* To do
Reproduce every entry that follows word for word, but omit the images.

◆ ◆ ◆ ◆

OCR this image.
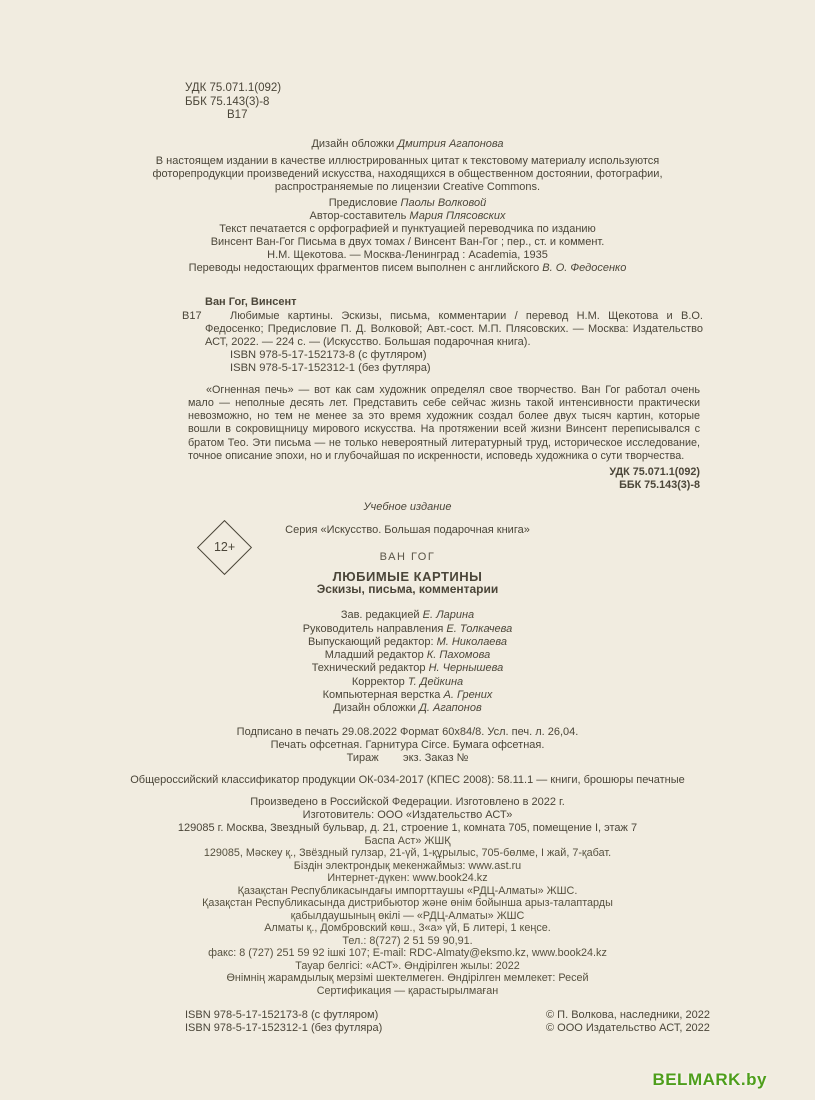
УДК 75.071.1(092)
ББК 75.143(3)-8
В17
Дизайн обложки Дмитрия Агапонова
В настоящем издании в качестве иллюстрированных цитат к текстовому материалу используются фоторепродукции произведений искусства, находящихся в общественном достоянии, фотографии, распространяемые по лицензии Creative Commons.
Предисловие Паолы Волковой
Автор-составитель Мария Плясовских
Текст печатается с орфографией и пунктуацией переводчика по изданию
Винсент Ван-Гог Письма в двух томах / Винсент Ван-Гог ; пер., ст. и коммент.
Н.М. Щекотова. — Москва-Ленинград : Academia, 1935
Переводы недостающих фрагментов писем выполнен с английского В. О. Федосенко
Ван Гог, Винсент
В17	Любимые картины. Эскизы, письма, комментарии / перевод Н.М. Щекотова и В.О. Федосенко; Предисловие П. Д. Волковой; Авт.-сост. М.П. Плясовских. — Москва: Издательство АСТ, 2022. — 224 с. — (Искусство. Большая подарочная книга).
ISBN 978-5-17-152173-8 (с футляром)
ISBN 978-5-17-152312-1 (без футляра)
«Огненная печь» — вот как сам художник определял свое творчество. Ван Гог работал очень мало — неполные десять лет. Представить себе сейчас жизнь такой интенсивности практически невозможно, но тем не менее за это время художник создал более двух тысяч картин, которые вошли в сокровищницу мирового искусства. На протяжении всей жизни Винсент переписывался с братом Тео. Эти письма — не только невероятный литературный труд, историческое исследование, точное описание эпохи, но и глубочайшая по искренности, исповедь художника о сути творчества.
УДК 75.071.1(092)
ББК 75.143(3)-8
Учебное издание
Серия «Искусство. Большая подарочная книга»
ВАН ГОГ
ЛЮБИМЫЕ КАРТИНЫ
Эскизы, письма, комментарии
12+
Зав. редакцией Е. Ларина
Руководитель направления Е. Толкачева
Выпускающий редактор: М. Николаева
Младший редактор К. Пахомова
Технический редактор Н. Чернышева
Корректор Т. Дейкина
Компьютерная верстка А. Грених
Дизайн обложки Д. Агапонов
Подписано в печать 29.08.2022 Формат 60х84/8. Усл. печ. л. 26,04.
Печать офсетная. Гарнитура Circe. Бумага офсетная.
Тираж        экз. Заказ №
Общероссийский классификатор продукции ОК-034-2017 (КПЕС 2008): 58.11.1 — книги, брошюры печатные
Произведено в Российской Федерации. Изготовлено в 2022 г.
Изготовитель: ООО «Издательство АСТ»
129085 г. Москва, Звездный бульвар, д. 21, строение 1, комната 705, помещение I, этаж 7
Баспа Аст» ЖШҚ
129085, Мәскеу қ., Звёздный гулзар, 21-үй, 1-құрылыс, 705-бөлме, I жай, 7-қабат.
Біздін электрондық мекенжаймыз: www.ast.ru
Интернет-дүкен: www.book24.kz
Қазақстан Республикасындағы импорттаушы «РДЦ-Алматы» ЖШС.
Қазақстан Республикасында дистрибьютор және өнім бойынша арыз-талаптарды
қабылдаушының өкілі — «РДЦ-Алматы» ЖШС
Алматы қ., Домбровский көш., 3«а» үй, Б литері, 1 кеңсе.
Тел.: 8(727) 2 51 59 90,91.
факс: 8 (727) 251 59 92 ішкі 107; E-mail: RDC-Almaty@eksmo.kz, www.book24.kz
Тауар белгісі: «АСТ». Өндірілген жылы: 2022
Өнімнің жарамдылық мерзімі шектелмеген. Өндірілген мемлекет: Ресей
Сертификация — қарастырылмаған
ISBN 978-5-17-152173-8 (с футляром)
ISBN 978-5-17-152312-1 (без футляра)
© П. Волкова, наследники, 2022
© ООО Издательство АСТ, 2022
BELMARK.by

◆ ◆ ◆ ◆

* In response
OCR this image.
УДК 75.071.1(092)
ББК 75.143(3)-8
В17
Дизайн обложки Дмитрия Агапонова
В настоящем издании в качестве иллюстрированных цитат к текстовому материалу используются фоторепродукции произведений искусства, находящихся в общественном достоянии, фотографии, распространяемые по лицензии Creative Commons.
Предисловие Паолы Волковой
Автор-составитель Мария Плясовских
Текст печатается с орфографией и пунктуацией переводчика по изданию
Винсент Ван-Гог Письма в двух томах / Винсент Ван-Гог ; пер., ст. и коммент.
Н.М. Щекотова. — Москва-Ленинград : Academia, 1935
Переводы недостающих фрагментов писем выполнен с английского В. О. Федосенко
Ван Гог, Винсент
В17	Любимые картины. Эскизы, письма, комментарии / перевод Н.М. Щекотова и В.О. Федосенко; Предисловие П. Д. Волковой; Авт.-сост. М.П. Плясовских. — Москва: Издательство АСТ, 2022. — 224 с. — (Искусство. Большая подарочная книга).
ISBN 978-5-17-152173-8 (с футляром)
ISBN 978-5-17-152312-1 (без футляра)
«Огненная печь» — вот как сам художник определял свое творчество. Ван Гог работал очень мало — неполные десять лет. Представить себе сейчас жизнь такой интенсивности практически невозможно, но тем не менее за это время художник создал более двух тысяч картин, которые вошли в сокровищницу мирового искусства. На протяжении всей жизни Винсент переписывался с братом Тео. Эти письма — не только невероятный литературный труд, историческое исследование, точное описание эпохи, но и глубочайшая по искренности, исповедь художника о сути творчества.
УДК 75.071.1(092)
ББК 75.143(3)-8
Учебное издание
Серия «Искусство. Большая подарочная книга»
ВАН ГОГ
ЛЮБИМЫЕ КАРТИНЫ
Эскизы, письма, комментарии
12+
Зав. редакцией Е. Ларина
Руководитель направления Е. Толкачева
Выпускающий редактор: М. Николаева
Младший редактор К. Пахомова
Технический редактор Н. Чернышева
Корректор Т. Дейкина
Компьютерная верстка А. Грених
Дизайн обложки Д. Агапонов
Подписано в печать 29.08.2022 Формат 60х84/8. Усл. печ. л. 26,04.
Печать офсетная. Гарнитура Circe. Бумага офсетная.
Тираж        экз. Заказ №
Общероссийский классификатор продукции ОК-034-2017 (КПЕС 2008): 58.11.1 — книги, брошюры печатные
Произведено в Российской Федерации. Изготовлено в 2022 г.
Изготовитель: ООО «Издательство АСТ»
129085 г. Москва, Звездный бульвар, д. 21, строение 1, комната 705, помещение I, этаж 7
Баспа Аст» ЖШҚ
129085, Мәскеу қ., Звёздный гулзар, 21-үй, 1-құрылыс, 705-бөлме, I жай, 7-қабат.
Біздін электрондық мекенжаймыз: www.ast.ru
Интернет-дүкен: www.book24.kz
Қазақстан Республикасындағы импорттаушы «РДЦ-Алматы» ЖШС.
Қазақстан Республикасында дистрибьютор және өнім бойынша арыз-талаптарды
қабылдаушының өкілі — «РДЦ-Алматы» ЖШС
Алматы қ., Домбровский көш., 3«а» үй, Б литері, 1 кеңсе.
Тел.: 8(727) 2 51 59 90,91.
факс: 8 (727) 251 59 92 ішкі 107; E-mail: RDC-Almaty@eksmo.kz, www.book24.kz
Тауар белгісі: «АСТ». Өндірілген жылы: 2022
Өнімнің жарамдылық мерзімі шектелмеген. Өндірілген мемлекет: Ресей
Сертификация — қарастырылмаған
ISBN 978-5-17-152173-8 (с футляром)
ISBN 978-5-17-152312-1 (без футляра)
© П. Волкова, наследники, 2022
© ООО Издательство АСТ, 2022
BELMARK.by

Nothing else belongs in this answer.